DO THIS: Copy out every line exactly as given.

--- Start STORED DATA ---

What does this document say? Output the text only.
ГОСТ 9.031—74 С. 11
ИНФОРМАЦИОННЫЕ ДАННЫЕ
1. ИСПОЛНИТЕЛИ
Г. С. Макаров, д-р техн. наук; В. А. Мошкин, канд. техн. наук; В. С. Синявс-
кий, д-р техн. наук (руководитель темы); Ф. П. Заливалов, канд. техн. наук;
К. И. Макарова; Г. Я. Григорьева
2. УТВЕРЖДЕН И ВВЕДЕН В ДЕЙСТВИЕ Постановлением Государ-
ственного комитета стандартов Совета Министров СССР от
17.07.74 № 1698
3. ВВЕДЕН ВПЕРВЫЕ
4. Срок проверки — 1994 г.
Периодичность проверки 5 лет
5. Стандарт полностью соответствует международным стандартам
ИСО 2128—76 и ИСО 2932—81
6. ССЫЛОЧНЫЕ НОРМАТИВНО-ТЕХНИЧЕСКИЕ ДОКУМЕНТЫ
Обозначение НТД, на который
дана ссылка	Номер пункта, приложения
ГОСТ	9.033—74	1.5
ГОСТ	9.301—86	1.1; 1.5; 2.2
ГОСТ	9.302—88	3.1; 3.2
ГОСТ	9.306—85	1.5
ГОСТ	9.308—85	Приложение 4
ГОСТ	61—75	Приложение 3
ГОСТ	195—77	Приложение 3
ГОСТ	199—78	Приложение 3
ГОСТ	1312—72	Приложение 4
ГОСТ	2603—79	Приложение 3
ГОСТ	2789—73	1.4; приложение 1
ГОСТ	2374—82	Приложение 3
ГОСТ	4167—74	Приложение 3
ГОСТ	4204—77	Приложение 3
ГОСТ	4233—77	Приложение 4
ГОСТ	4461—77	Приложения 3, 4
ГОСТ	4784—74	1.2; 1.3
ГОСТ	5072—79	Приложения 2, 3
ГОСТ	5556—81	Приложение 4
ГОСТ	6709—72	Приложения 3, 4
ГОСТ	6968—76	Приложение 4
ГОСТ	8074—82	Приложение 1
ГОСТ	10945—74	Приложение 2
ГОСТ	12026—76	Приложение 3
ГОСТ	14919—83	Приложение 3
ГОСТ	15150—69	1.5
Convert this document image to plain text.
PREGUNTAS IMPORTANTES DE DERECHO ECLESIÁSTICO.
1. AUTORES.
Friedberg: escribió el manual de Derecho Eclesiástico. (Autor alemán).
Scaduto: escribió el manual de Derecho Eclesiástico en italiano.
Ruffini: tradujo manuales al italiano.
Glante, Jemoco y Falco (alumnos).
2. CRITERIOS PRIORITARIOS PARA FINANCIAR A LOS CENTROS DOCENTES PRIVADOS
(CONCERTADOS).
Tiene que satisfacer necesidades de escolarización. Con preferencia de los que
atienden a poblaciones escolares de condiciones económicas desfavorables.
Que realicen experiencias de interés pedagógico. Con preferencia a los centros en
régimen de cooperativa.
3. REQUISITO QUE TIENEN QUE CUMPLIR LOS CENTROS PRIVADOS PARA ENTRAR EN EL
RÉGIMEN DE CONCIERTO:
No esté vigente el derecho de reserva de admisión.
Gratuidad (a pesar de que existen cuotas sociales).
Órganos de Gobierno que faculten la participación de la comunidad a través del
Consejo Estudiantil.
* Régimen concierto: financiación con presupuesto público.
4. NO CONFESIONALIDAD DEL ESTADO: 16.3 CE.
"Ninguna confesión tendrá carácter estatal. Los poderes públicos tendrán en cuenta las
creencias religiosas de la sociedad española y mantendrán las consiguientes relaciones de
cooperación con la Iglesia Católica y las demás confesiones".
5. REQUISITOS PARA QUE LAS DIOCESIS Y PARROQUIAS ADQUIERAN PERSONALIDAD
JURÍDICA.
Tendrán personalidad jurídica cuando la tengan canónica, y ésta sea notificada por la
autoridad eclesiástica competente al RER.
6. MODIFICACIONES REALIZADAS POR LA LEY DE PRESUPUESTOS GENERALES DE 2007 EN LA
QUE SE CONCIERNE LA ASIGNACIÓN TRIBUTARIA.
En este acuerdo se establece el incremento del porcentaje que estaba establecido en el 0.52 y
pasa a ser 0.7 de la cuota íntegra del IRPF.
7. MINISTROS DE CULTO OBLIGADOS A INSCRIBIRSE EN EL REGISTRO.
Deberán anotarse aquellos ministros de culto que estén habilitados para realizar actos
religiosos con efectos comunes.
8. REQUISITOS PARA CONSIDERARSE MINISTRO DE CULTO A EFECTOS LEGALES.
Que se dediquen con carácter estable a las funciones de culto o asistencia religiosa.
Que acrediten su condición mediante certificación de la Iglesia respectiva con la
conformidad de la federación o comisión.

--- End STORED DATA ---

TASK RESULT:
What does this document say? Output the text only.
ГОСТ 9.031—74 С. 11
ИНФОРМАЦИОННЫЕ ДАННЫЕ
1. ИСПОЛНИТЕЛИ
Г. С. Макаров, д-р техн. наук; В. А. Мошкин, канд. техн. наук; В. С. Синявс-
кий, д-р техн. наук (руководитель темы); Ф. П. Заливалов, канд. техн. наук;
К. И. Макарова; Г. Я. Григорьева
2. УТВЕРЖДЕН И ВВЕДЕН В ДЕЙСТВИЕ Постановлением Государ-
ственного комитета стандартов Совета Министров СССР от
17.07.74 № 1698
3. ВВЕДЕН ВПЕРВЫЕ
4. Срок проверки — 1994 г.
Периодичность проверки 5 лет
5. Стандарт полностью соответствует международным стандартам
ИСО 2128—76 и ИСО 2932—81
6. ССЫЛОЧНЫЕ НОРМАТИВНО-ТЕХНИЧЕСКИЕ ДОКУМЕНТЫ
Обозначение НТД, на который
дана ссылка	Номер пункта, приложения
ГОСТ	9.033—74	1.5
ГОСТ	9.301—86	1.1; 1.5; 2.2
ГОСТ	9.302—88	3.1; 3.2
ГОСТ	9.306—85	1.5
ГОСТ	9.308—85	Приложение 4
ГОСТ	61—75	Приложение 3
ГОСТ	195—77	Приложение 3
ГОСТ	199—78	Приложение 3
ГОСТ	1312—72	Приложение 4
ГОСТ	2603—79	Приложение 3
ГОСТ	2789—73	1.4; приложение 1
ГОСТ	2374—82	Приложение 3
ГОСТ	4167—74	Приложение 3
ГОСТ	4204—77	Приложение 3
ГОСТ	4233—77	Приложение 4
ГОСТ	4461—77	Приложения 3, 4
ГОСТ	4784—74	1.2; 1.3
ГОСТ	5072—79	Приложения 2, 3
ГОСТ	5556—81	Приложение 4
ГОСТ	6709—72	Приложения 3, 4
ГОСТ	6968—76	Приложение 4
ГОСТ	8074—82	Приложение 1
ГОСТ	10945—74	Приложение 2
ГОСТ	12026—76	Приложение 3
ГОСТ	14919—83	Приложение 3
ГОСТ	15150—69	1.5
Convert this document image to plain text.
PREGUNTAS IMPORTANTES DE DERECHO ECLESIÁSTICO.
1. AUTORES.
Friedberg: escribió el manual de Derecho Eclesiástico. (Autor alemán).
Scaduto: escribió el manual de Derecho Eclesiástico en italiano.
Ruffini: tradujo manuales al italiano.
Glante, Jemoco y Falco (alumnos).
2. CRITERIOS PRIORITARIOS PARA FINANCIAR A LOS CENTROS DOCENTES PRIVADOS
(CONCERTADOS).
Tiene que satisfacer necesidades de escolarización. Con preferencia de los que
atienden a poblaciones escolares de condiciones económicas desfavorables.
Que realicen experiencias de interés pedagógico. Con preferencia a los centros en
régimen de cooperativa.
3. REQUISITO QUE TIENEN QUE CUMPLIR LOS CENTROS PRIVADOS PARA ENTRAR EN EL
RÉGIMEN DE CONCIERTO:
No esté vigente el derecho de reserva de admisión.
Gratuidad (a pesar de que existen cuotas sociales).
Órganos de Gobierno que faculten la participación de la comunidad a través del
Consejo Estudiantil.
* Régimen concierto: financiación con presupuesto público.
4. NO CONFESIONALIDAD DEL ESTADO: 16.3 CE.
"Ninguna confesión tendrá carácter estatal. Los poderes públicos tendrán en cuenta las
creencias religiosas de la sociedad española y mantendrán las consiguientes relaciones de
cooperación con la Iglesia Católica y las demás confesiones".
5. REQUISITOS PARA QUE LAS DIOCESIS Y PARROQUIAS ADQUIERAN PERSONALIDAD
JURÍDICA.
Tendrán personalidad jurídica cuando la tengan canónica, y ésta sea notificada por la
autoridad eclesiástica competente al RER.
6. MODIFICACIONES REALIZADAS POR LA LEY DE PRESUPUESTOS GENERALES DE 2007 EN LA
QUE SE CONCIERNE LA ASIGNACIÓN TRIBUTARIA.
En este acuerdo se establece el incremento del porcentaje que estaba establecido en el 0.52 y
pasa a ser 0.7 de la cuota íntegra del IRPF.
7. MINISTROS DE CULTO OBLIGADOS A INSCRIBIRSE EN EL REGISTRO.
Deberán anotarse aquellos ministros de culto que estén habilitados para realizar actos
religiosos con efectos comunes.
8. REQUISITOS PARA CONSIDERARSE MINISTRO DE CULTO A EFECTOS LEGALES.
Que se dediquen con carácter estable a las funciones de culto o asistencia religiosa.
Que acrediten su condición mediante certificación de la Iglesia respectiva con la
conformidad de la federación o comisión.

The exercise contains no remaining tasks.